*EXERCISE DETAILS:* Each line of the material below that holds the word "inbucket" needs to be copied.

*INPUT DATA:*
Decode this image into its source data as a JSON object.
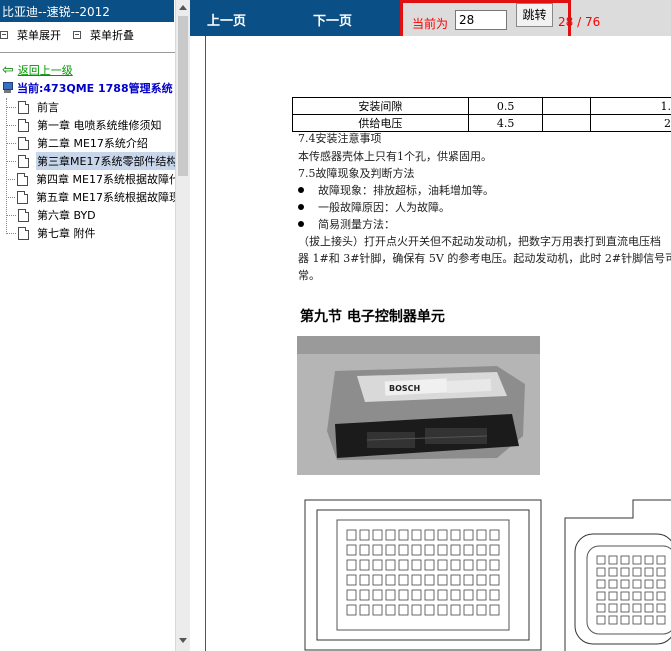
{
  "left": {
    "title": "比亚迪--速锐--2012",
    "menu_expand": "菜单展开",
    "menu_collapse": "菜单折叠",
    "back_label": "返回上一级",
    "current_label": "当前:473QME 1788管理系统",
    "tree": [
      {
        "label": "前言",
        "selected": false
      },
      {
        "label": "第一章 电喷系统维修须知",
        "selected": false
      },
      {
        "label": "第二章 ME17系统介绍",
        "selected": false
      },
      {
        "label": "第三章ME17系统零部件结构",
        "selected": true
      },
      {
        "label": "第四章 ME17系统根据故障代",
        "selected": false
      },
      {
        "label": "第五章 ME17系统根据故障现",
        "selected": false
      },
      {
        "label": "第六章 BYD",
        "selected": false
      },
      {
        "label": "第七章 附件",
        "selected": false
      }
    ]
  },
  "toolbar": {
    "prev_label": "上一页",
    "next_label": "下一页",
    "current_prefix": "当前为",
    "page_value": "28",
    "go_label": "跳转",
    "page_count": "28 / 76"
  },
  "document": {
    "table_rows": [
      {
        "name": "安装间隙",
        "v1": "0.5",
        "v2": "1."
      },
      {
        "name": "供给电压",
        "v1": "4.5",
        "v2": "2"
      }
    ],
    "p_74": "7.4安装注意事项",
    "p_74_body": "本传感器壳体上只有1个孔，供紧固用。",
    "p_75": "7.5故障现象及判断方法",
    "bullets": [
      "故障现象：排放超标，油耗增加等。",
      "一般故障原因：人为故障。",
      "简易测量方法："
    ],
    "method_line1": "（拔上接头）打开点火开关但不起动发动机，把数字万用表打到直流电压档",
    "method_line2": "器 1#和 3#针脚，确保有 5V 的参考电压。起动发动机，此时 2#针脚信号可",
    "method_line3": "常。",
    "section_title": "第九节  电子控制器单元",
    "ecu_label": "BOSCH"
  },
  "colors": {
    "titlebar": "#0a4f86",
    "accent_red": "#ff0000",
    "link_green": "#009900",
    "current_blue": "#0000cc"
  }
}
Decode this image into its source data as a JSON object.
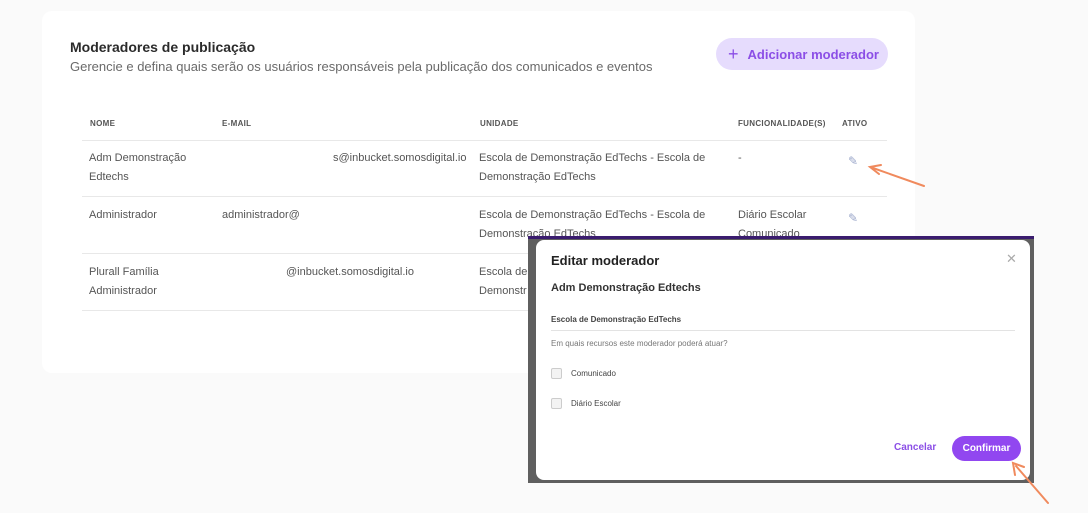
{
  "header": {
    "title": "Moderadores de publicação",
    "subtitle": "Gerencie e defina quais serão os usuários responsáveis pela publicação dos comunicados e eventos",
    "add_button_icon": "plus-icon",
    "add_button_label": "Adicionar moderador"
  },
  "table": {
    "columns": [
      "NOME",
      "E-MAIL",
      "UNIDADE",
      "FUNCIONALIDADE(S)",
      "ATIVO"
    ],
    "rows": [
      {
        "name_l1": "Adm Demonstração",
        "name_l2": "Edtechs",
        "email": "s@inbucket.somosdigital.io",
        "unit_l1": "Escola de Demonstração EdTechs - Escola de",
        "unit_l2": "Demonstração EdTechs",
        "func_l1": "-",
        "func_l2": "",
        "icon": "edit-icon"
      },
      {
        "name_l1": "Administrador",
        "name_l2": "",
        "email": "administrador@",
        "unit_l1": "Escola de Demonstração EdTechs - Escola de",
        "unit_l2": "Demonstração EdTechs",
        "func_l1": "Diário Escolar",
        "func_l2": "Comunicado",
        "icon": "edit-icon"
      },
      {
        "name_l1": "Plurall Família",
        "name_l2": "Administrador",
        "email": "@inbucket.somosdigital.io",
        "unit_l1": "Escola de",
        "unit_l2": "Demonstr",
        "func_l1": "",
        "func_l2": "",
        "icon": ""
      }
    ]
  },
  "modal": {
    "title": "Editar moderador",
    "close_icon": "close-icon",
    "moderator_name": "Adm Demonstração Edtechs",
    "school": "Escola de Demonstração EdTechs",
    "question": "Em quais recursos este moderador poderá atuar?",
    "options": [
      {
        "label": "Comunicado",
        "checked": false
      },
      {
        "label": "Diário Escolar",
        "checked": false
      }
    ],
    "cancel_label": "Cancelar",
    "confirm_label": "Confirmar"
  },
  "colors": {
    "accent": "#9147f0",
    "accent_light": "#e6dcfd",
    "annotation_arrow": "#f08a5d"
  }
}
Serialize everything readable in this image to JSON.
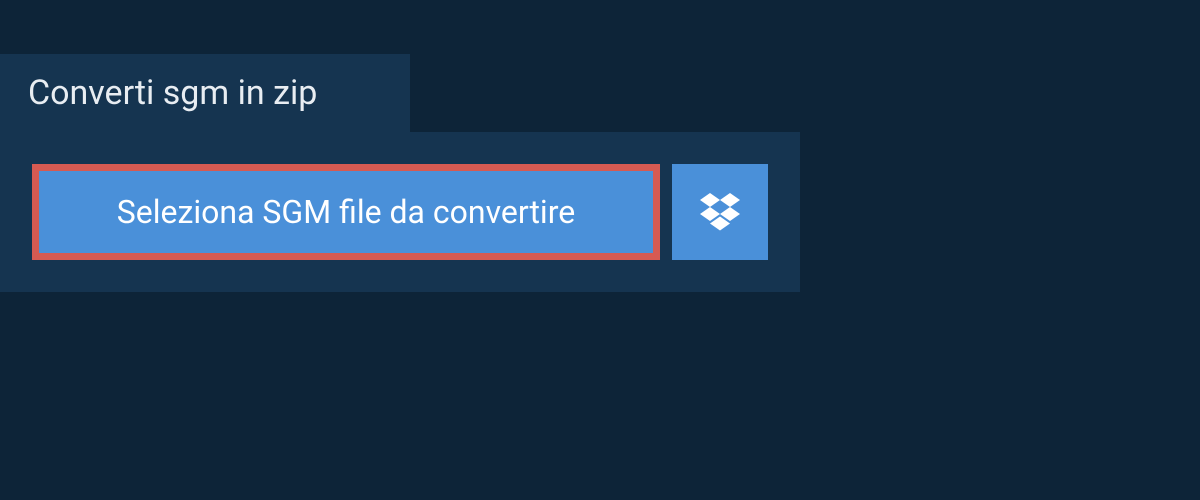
{
  "tab": {
    "title": "Converti sgm in zip"
  },
  "buttons": {
    "select_label": "Seleziona SGM file da convertire"
  },
  "colors": {
    "background": "#0d2438",
    "panel": "#153450",
    "button": "#4a90d9",
    "highlight_border": "#d65a52"
  }
}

*TASK ANSWER:*
        "email": "s@inbucket.somosdigital.io",
        "email": "@inbucket.somosdigital.io",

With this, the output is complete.